Exercise description:
An exact copy of all the data below is needed.

Given records:

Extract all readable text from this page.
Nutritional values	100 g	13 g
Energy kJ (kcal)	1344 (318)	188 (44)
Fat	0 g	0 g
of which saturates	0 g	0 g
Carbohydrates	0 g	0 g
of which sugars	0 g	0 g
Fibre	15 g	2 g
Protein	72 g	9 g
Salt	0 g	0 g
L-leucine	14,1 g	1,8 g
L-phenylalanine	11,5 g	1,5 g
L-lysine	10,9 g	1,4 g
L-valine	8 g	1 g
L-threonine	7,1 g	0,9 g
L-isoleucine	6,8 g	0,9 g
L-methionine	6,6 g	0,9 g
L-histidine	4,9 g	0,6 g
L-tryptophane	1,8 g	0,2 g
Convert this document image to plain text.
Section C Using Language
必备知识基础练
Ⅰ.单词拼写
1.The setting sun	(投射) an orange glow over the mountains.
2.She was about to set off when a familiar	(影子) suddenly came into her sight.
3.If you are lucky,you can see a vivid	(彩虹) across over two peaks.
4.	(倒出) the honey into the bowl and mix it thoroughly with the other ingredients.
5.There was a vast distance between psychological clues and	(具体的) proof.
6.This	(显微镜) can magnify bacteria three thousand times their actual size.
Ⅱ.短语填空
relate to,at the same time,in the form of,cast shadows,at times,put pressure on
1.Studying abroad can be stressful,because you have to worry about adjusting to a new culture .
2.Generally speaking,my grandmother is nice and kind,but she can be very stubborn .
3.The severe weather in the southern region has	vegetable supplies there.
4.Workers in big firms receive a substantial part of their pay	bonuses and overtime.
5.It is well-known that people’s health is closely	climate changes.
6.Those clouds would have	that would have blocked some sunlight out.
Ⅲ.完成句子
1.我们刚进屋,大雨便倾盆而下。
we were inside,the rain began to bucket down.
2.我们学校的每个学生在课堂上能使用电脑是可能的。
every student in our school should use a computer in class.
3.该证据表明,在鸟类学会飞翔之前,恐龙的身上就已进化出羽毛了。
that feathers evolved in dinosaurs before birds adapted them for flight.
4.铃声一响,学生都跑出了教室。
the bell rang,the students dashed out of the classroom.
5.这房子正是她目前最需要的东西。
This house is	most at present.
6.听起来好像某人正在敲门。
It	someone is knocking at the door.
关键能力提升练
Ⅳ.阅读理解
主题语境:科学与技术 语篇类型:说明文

Exercise response:
Extract all readable text from this page.
Nutritional values	100 g	13 g
Energy kJ (kcal)	1344 (318)	188 (44)
Fat	0 g	0 g
of which saturates	0 g	0 g
Carbohydrates	0 g	0 g
of which sugars	0 g	0 g
Fibre	15 g	2 g
Protein	72 g	9 g
Salt	0 g	0 g
L-leucine	14,1 g	1,8 g
L-phenylalanine	11,5 g	1,5 g
L-lysine	10,9 g	1,4 g
L-valine	8 g	1 g
L-threonine	7,1 g	0,9 g
L-isoleucine	6,8 g	0,9 g
L-methionine	6,6 g	0,9 g
L-histidine	4,9 g	0,6 g
L-tryptophane	1,8 g	0,2 g
Convert this document image to plain text.
Section C Using Language
必备知识基础练
Ⅰ.单词拼写
1.The setting sun	(投射) an orange glow over the mountains.
2.She was about to set off when a familiar	(影子) suddenly came into her sight.
3.If you are lucky,you can see a vivid	(彩虹) across over two peaks.
4.	(倒出) the honey into the bowl and mix it thoroughly with the other ingredients.
5.There was a vast distance between psychological clues and	(具体的) proof.
6.This	(显微镜) can magnify bacteria three thousand times their actual size.
Ⅱ.短语填空
relate to,at the same time,in the form of,cast shadows,at times,put pressure on
1.Studying abroad can be stressful,because you have to worry about adjusting to a new culture .
2.Generally speaking,my grandmother is nice and kind,but she can be very stubborn .
3.The severe weather in the southern region has	vegetable supplies there.
4.Workers in big firms receive a substantial part of their pay	bonuses and overtime.
5.It is well-known that people’s health is closely	climate changes.
6.Those clouds would have	that would have blocked some sunlight out.
Ⅲ.完成句子
1.我们刚进屋,大雨便倾盆而下。
we were inside,the rain began to bucket down.
2.我们学校的每个学生在课堂上能使用电脑是可能的。
every student in our school should use a computer in class.
3.该证据表明,在鸟类学会飞翔之前,恐龙的身上就已进化出羽毛了。
that feathers evolved in dinosaurs before birds adapted them for flight.
4.铃声一响,学生都跑出了教室。
the bell rang,the students dashed out of the classroom.
5.这房子正是她目前最需要的东西。
This house is	most at present.
6.听起来好像某人正在敲门。
It	someone is knocking at the door.
关键能力提升练
Ⅳ.阅读理解
主题语境:科学与技术 语篇类型:说明文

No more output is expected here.